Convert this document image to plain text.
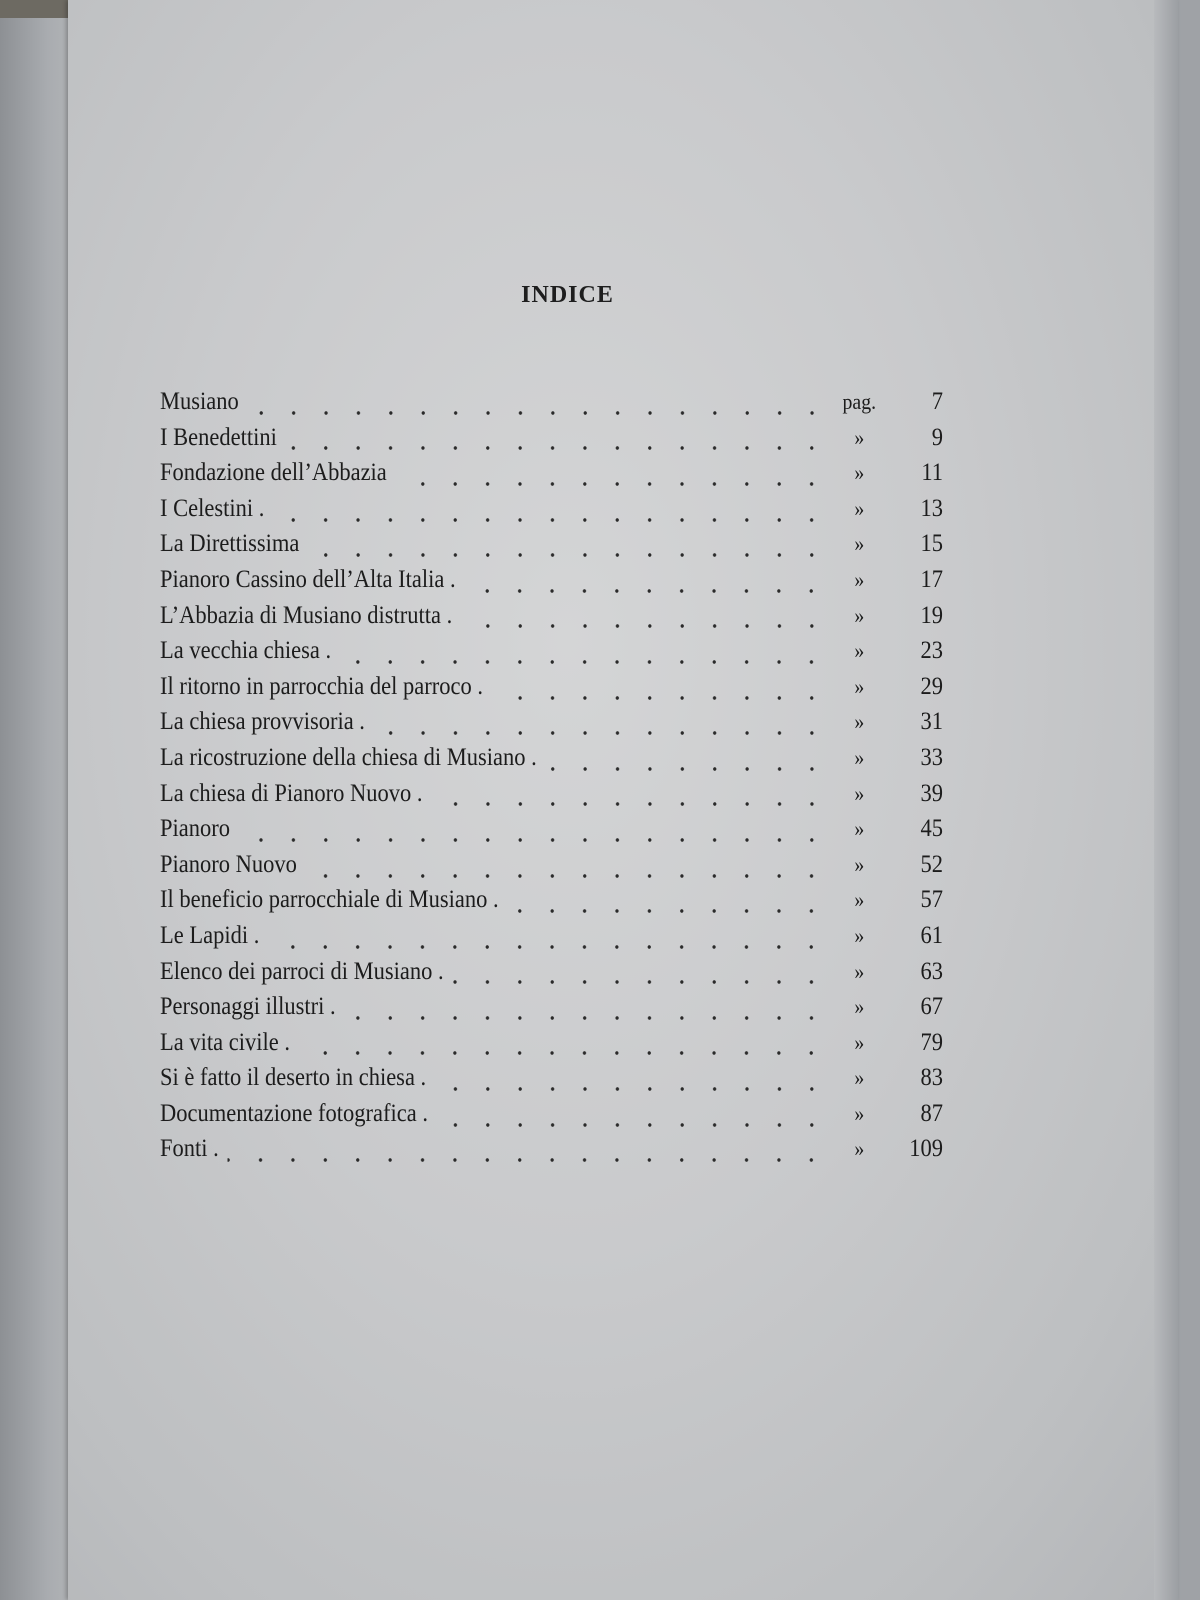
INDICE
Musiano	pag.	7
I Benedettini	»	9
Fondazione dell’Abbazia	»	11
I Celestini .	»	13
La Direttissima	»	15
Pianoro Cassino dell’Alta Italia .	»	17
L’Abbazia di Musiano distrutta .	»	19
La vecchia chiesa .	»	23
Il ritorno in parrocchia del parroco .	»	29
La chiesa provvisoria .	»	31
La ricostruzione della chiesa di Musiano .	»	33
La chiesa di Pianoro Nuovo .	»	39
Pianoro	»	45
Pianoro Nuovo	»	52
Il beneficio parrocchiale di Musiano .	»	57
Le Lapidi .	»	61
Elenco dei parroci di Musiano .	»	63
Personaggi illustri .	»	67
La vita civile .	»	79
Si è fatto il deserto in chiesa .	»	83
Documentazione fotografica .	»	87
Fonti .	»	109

• • • •

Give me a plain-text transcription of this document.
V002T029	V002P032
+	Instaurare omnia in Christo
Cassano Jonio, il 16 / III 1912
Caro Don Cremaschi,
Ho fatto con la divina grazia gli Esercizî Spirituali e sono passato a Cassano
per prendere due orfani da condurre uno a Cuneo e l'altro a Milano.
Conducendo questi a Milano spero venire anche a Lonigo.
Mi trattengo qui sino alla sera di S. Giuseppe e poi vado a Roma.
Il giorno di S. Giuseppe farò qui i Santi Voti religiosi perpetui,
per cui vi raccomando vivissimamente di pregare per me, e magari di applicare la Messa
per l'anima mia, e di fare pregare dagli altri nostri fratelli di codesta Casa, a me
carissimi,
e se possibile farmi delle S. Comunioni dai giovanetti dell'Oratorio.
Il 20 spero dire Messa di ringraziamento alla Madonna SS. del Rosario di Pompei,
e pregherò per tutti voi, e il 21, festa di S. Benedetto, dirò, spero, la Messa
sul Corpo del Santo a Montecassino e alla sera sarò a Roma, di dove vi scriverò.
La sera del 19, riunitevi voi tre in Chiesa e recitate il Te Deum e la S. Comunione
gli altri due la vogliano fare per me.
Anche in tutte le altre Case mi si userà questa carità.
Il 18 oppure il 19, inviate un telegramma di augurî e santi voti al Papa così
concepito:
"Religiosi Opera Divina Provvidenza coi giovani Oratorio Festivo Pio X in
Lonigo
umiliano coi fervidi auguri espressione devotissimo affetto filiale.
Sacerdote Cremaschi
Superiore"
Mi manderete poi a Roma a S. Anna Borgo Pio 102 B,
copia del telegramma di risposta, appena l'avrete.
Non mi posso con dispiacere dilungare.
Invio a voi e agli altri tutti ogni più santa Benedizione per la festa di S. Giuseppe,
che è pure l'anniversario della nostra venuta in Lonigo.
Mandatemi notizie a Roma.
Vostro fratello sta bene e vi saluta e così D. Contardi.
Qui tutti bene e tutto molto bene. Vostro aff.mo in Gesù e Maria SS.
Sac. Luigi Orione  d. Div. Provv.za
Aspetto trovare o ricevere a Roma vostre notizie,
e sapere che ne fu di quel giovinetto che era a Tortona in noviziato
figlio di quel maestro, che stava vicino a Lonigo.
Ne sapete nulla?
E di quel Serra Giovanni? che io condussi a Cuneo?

• • • •

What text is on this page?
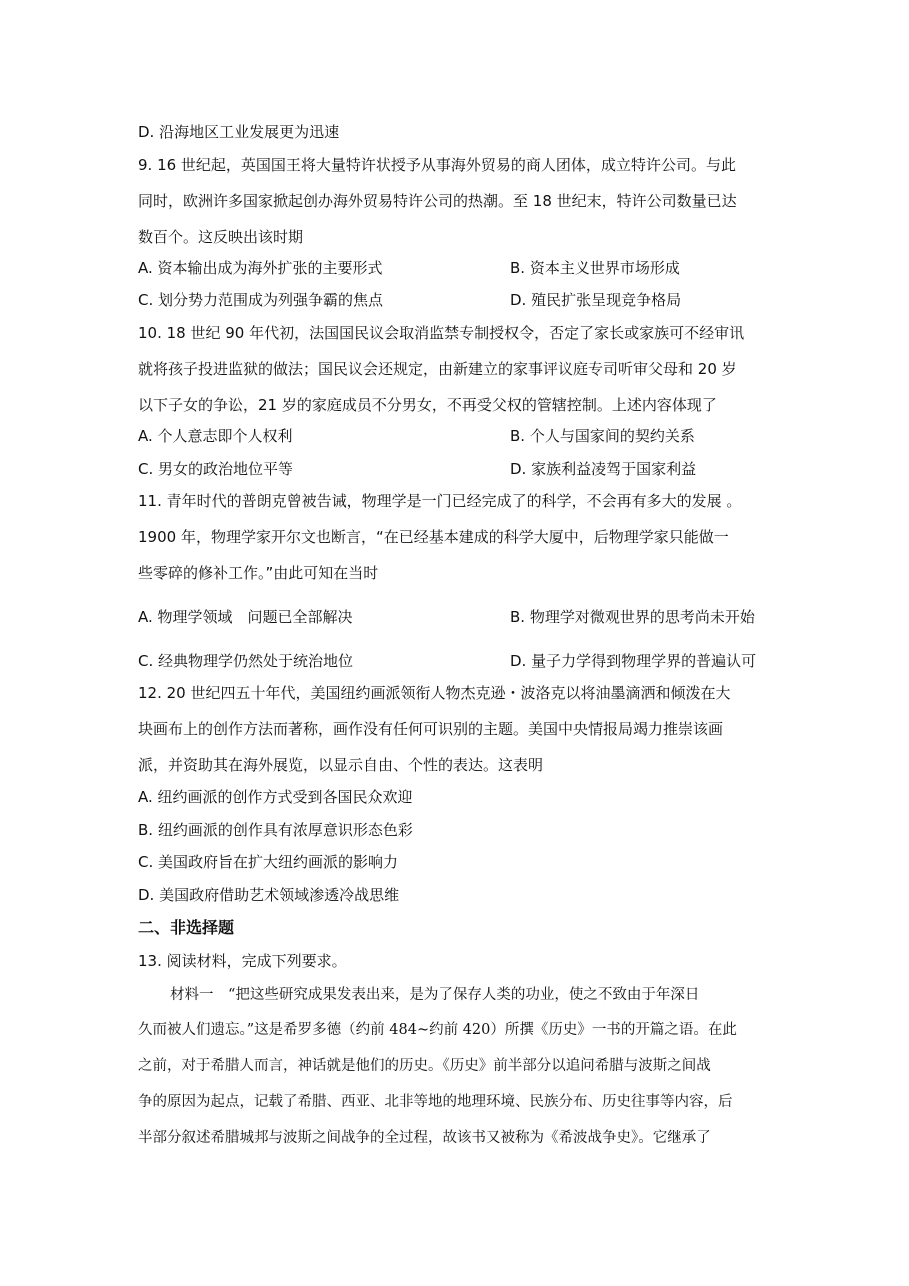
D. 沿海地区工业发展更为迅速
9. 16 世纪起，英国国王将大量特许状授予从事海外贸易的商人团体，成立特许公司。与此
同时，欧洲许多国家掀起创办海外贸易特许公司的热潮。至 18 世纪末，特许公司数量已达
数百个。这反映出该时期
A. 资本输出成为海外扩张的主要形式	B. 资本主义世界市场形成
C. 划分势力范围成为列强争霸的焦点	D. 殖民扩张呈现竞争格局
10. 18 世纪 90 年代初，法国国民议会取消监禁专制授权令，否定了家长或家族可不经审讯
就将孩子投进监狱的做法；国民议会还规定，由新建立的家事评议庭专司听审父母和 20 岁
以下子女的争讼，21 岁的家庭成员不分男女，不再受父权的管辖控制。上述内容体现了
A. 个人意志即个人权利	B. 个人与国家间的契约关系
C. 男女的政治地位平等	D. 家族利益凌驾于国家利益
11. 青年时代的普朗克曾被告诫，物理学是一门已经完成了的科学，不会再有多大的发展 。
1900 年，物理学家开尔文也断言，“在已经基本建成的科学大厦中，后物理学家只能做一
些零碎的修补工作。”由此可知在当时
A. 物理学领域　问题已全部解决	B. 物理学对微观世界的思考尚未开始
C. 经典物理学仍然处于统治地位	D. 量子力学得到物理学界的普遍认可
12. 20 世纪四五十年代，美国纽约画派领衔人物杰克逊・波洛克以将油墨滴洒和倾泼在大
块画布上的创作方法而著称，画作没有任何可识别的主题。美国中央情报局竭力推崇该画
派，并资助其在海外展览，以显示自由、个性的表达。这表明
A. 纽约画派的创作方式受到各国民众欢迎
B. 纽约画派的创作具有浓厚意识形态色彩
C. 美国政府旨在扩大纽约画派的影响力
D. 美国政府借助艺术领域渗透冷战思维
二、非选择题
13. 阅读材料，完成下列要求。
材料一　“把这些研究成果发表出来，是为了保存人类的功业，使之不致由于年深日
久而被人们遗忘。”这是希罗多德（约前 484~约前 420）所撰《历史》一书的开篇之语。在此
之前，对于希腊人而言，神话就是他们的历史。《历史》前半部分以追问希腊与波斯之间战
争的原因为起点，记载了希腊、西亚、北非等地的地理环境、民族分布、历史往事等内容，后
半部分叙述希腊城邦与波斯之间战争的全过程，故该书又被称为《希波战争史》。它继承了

• • • •

WRITTEN REQUEST: In the entries above, find each line with the word "Messa" and show it.

IN RESPONSE:
per cui vi raccomando vivissimamente di pregare per me, e magari di applicare la Messa
Il 20 spero dire Messa di ringraziamento alla Madonna SS. del Rosario di Pompei,
e pregherò per tutti voi, e il 21, festa di S. Benedetto, dirò, spero, la Messa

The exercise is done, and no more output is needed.